Work to do |
Below are the records; locate each line with the word "Martin" and copy it.

Stored records |
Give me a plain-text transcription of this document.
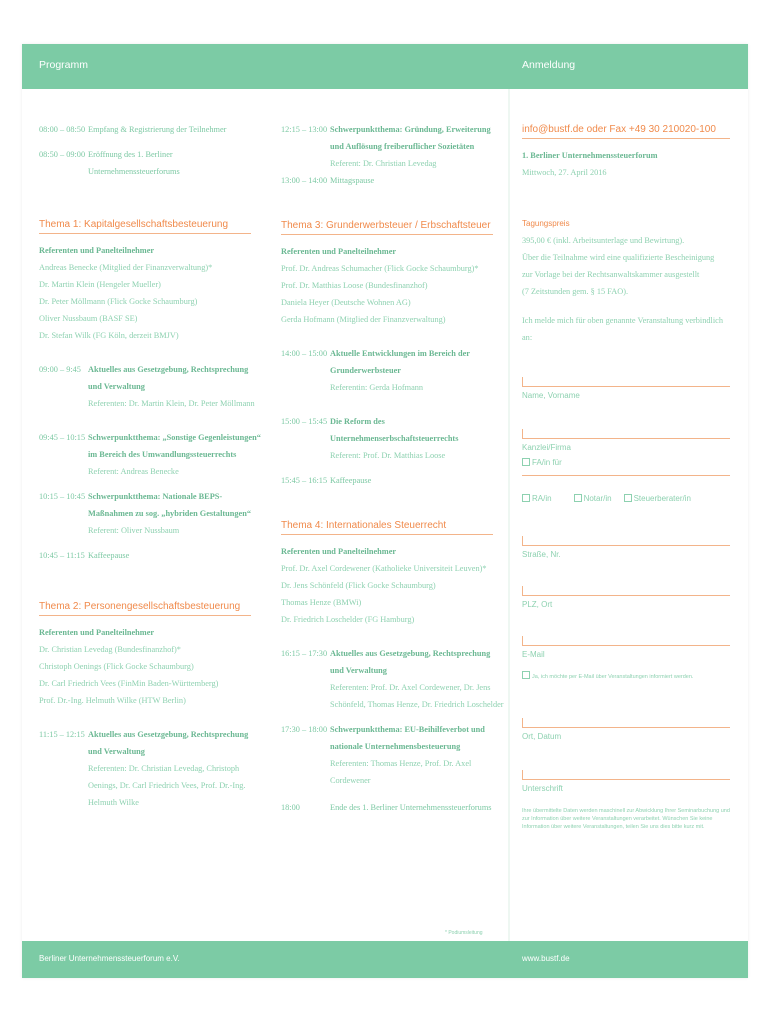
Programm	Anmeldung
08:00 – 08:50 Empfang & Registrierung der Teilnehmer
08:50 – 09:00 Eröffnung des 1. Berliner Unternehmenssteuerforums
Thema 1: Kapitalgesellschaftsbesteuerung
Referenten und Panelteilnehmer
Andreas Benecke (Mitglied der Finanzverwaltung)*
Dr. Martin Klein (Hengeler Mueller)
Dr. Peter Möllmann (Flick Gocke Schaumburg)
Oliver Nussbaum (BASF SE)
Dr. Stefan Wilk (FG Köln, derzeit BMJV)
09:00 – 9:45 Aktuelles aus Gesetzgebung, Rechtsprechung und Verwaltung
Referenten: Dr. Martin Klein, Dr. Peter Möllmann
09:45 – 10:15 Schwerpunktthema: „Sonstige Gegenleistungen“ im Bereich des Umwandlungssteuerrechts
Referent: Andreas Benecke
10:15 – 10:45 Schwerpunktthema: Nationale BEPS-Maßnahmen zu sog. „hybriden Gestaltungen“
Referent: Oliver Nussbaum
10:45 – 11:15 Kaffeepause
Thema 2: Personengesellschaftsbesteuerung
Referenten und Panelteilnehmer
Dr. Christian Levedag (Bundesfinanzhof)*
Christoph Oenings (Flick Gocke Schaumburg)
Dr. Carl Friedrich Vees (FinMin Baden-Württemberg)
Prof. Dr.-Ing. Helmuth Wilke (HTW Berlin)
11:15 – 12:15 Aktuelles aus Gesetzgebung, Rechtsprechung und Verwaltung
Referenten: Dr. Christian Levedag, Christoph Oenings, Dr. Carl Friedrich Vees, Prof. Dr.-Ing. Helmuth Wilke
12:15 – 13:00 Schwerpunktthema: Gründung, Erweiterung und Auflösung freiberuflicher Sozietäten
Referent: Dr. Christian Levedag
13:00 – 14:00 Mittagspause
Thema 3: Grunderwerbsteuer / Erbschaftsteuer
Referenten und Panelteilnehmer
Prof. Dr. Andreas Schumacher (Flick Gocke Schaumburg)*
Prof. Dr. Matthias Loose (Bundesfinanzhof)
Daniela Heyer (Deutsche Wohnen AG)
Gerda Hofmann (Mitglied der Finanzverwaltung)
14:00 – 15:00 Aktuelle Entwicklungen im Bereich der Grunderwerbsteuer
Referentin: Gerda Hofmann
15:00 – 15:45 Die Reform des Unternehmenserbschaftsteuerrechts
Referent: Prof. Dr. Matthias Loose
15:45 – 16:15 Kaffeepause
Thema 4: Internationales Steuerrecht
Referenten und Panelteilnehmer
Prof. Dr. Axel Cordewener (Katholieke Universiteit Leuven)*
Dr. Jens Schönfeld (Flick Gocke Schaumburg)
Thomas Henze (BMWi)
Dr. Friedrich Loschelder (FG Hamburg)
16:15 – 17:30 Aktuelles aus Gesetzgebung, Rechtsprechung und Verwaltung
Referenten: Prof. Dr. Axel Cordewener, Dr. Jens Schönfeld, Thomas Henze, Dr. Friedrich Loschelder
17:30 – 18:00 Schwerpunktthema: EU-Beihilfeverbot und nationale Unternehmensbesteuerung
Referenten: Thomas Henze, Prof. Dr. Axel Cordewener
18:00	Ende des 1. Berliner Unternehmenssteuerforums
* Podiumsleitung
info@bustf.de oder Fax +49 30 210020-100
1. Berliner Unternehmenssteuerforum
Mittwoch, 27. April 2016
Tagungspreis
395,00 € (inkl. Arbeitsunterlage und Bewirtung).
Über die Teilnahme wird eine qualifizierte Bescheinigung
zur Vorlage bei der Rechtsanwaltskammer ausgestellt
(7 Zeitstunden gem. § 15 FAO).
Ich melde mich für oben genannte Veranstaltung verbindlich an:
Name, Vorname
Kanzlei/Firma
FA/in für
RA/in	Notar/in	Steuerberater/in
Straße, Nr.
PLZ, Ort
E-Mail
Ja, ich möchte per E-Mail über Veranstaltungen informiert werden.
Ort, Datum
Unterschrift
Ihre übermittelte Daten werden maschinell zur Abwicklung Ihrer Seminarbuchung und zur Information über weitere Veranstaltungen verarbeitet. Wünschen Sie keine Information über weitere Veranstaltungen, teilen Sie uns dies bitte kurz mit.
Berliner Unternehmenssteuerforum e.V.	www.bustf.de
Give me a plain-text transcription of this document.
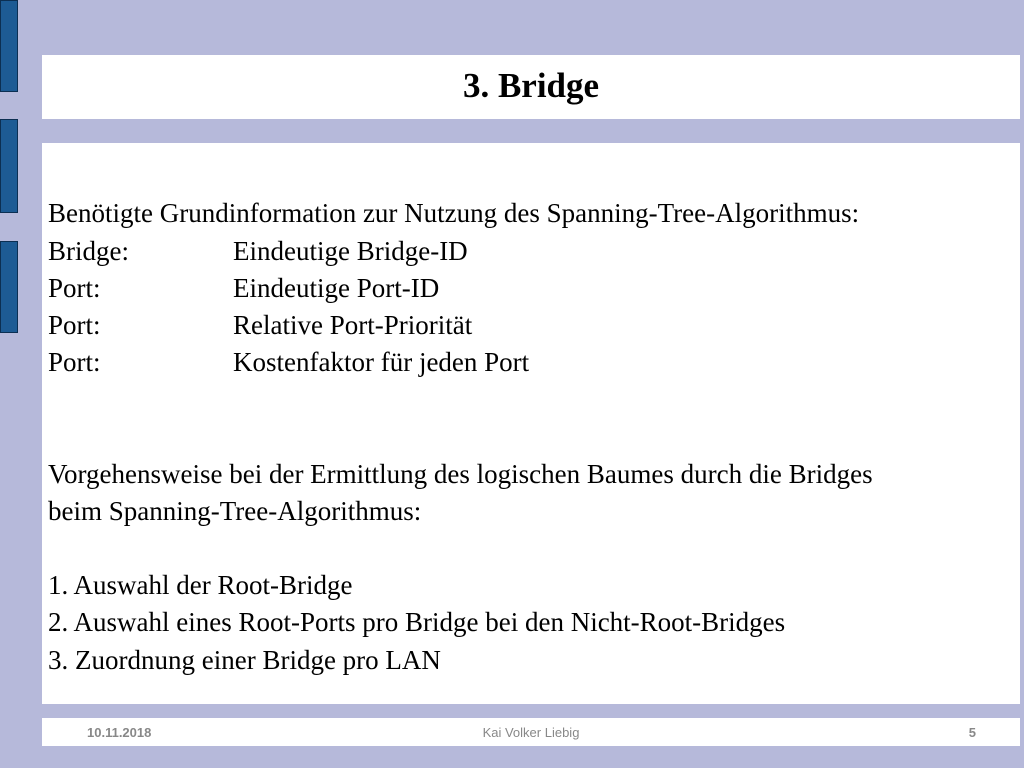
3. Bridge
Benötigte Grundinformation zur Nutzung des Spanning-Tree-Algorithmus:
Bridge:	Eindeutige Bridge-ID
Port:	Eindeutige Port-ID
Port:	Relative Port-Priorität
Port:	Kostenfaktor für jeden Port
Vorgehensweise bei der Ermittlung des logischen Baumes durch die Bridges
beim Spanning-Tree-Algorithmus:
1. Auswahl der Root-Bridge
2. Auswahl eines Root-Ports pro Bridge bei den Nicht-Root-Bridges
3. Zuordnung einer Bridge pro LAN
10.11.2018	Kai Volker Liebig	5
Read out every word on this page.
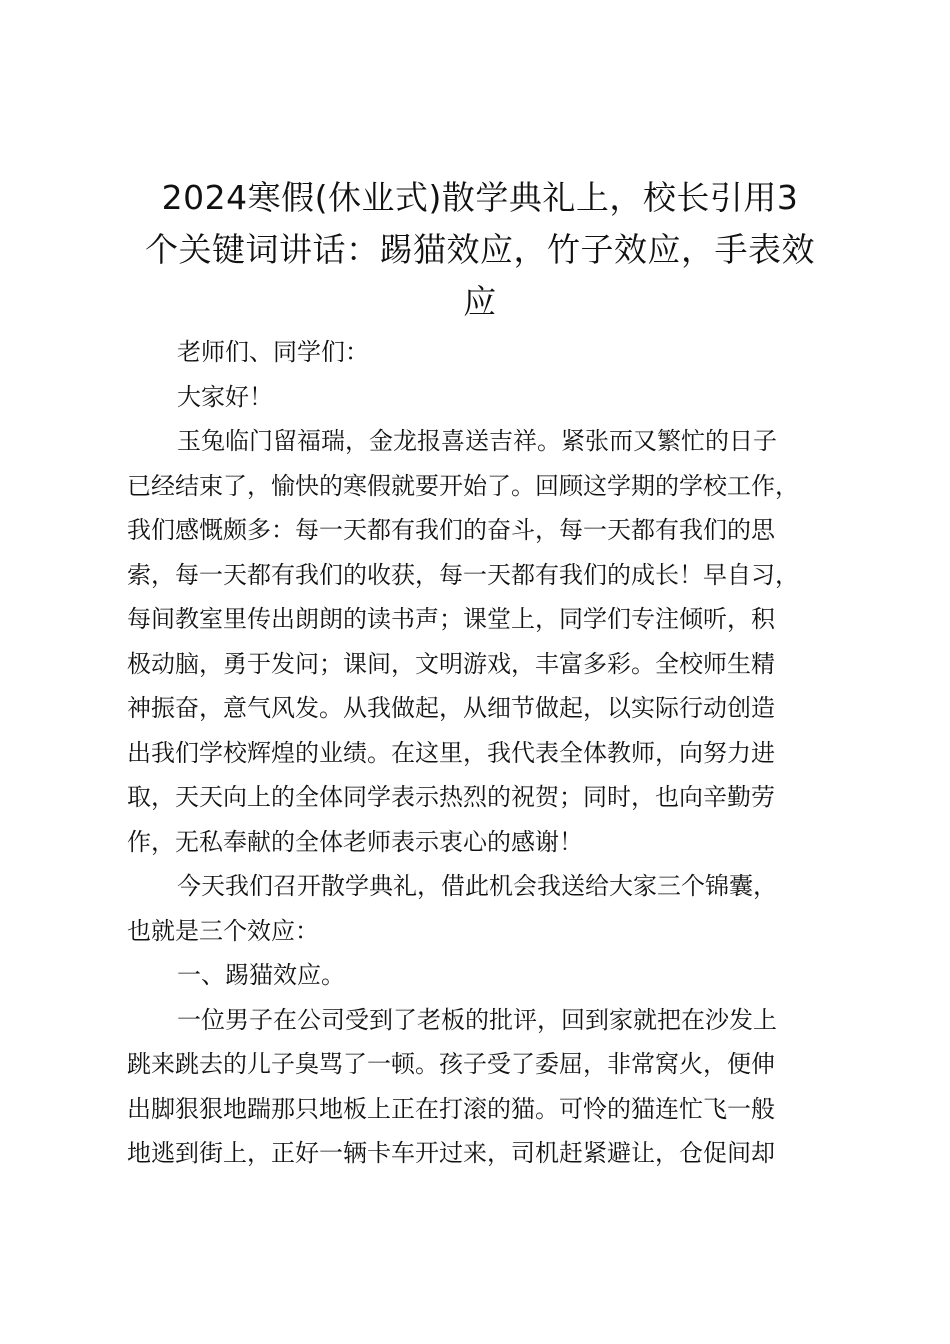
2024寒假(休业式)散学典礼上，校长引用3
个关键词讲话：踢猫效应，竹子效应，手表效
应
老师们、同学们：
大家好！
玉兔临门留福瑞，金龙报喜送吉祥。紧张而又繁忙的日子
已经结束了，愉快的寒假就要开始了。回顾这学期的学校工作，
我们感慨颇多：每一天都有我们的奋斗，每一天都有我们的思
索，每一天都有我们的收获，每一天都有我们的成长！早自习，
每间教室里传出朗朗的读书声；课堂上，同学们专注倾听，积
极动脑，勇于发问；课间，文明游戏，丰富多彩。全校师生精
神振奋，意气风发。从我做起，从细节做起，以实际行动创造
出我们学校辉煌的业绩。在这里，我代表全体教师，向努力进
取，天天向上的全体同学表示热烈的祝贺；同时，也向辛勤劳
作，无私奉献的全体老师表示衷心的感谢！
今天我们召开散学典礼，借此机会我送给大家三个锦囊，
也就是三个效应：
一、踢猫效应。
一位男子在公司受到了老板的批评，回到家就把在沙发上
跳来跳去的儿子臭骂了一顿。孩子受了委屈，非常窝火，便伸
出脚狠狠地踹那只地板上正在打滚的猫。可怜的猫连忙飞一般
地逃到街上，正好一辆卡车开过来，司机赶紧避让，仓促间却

Worked answer |
Dr. Martin Klein (Hengeler Mueller)
Referenten: Dr. Martin Klein, Dr. Peter Möllmann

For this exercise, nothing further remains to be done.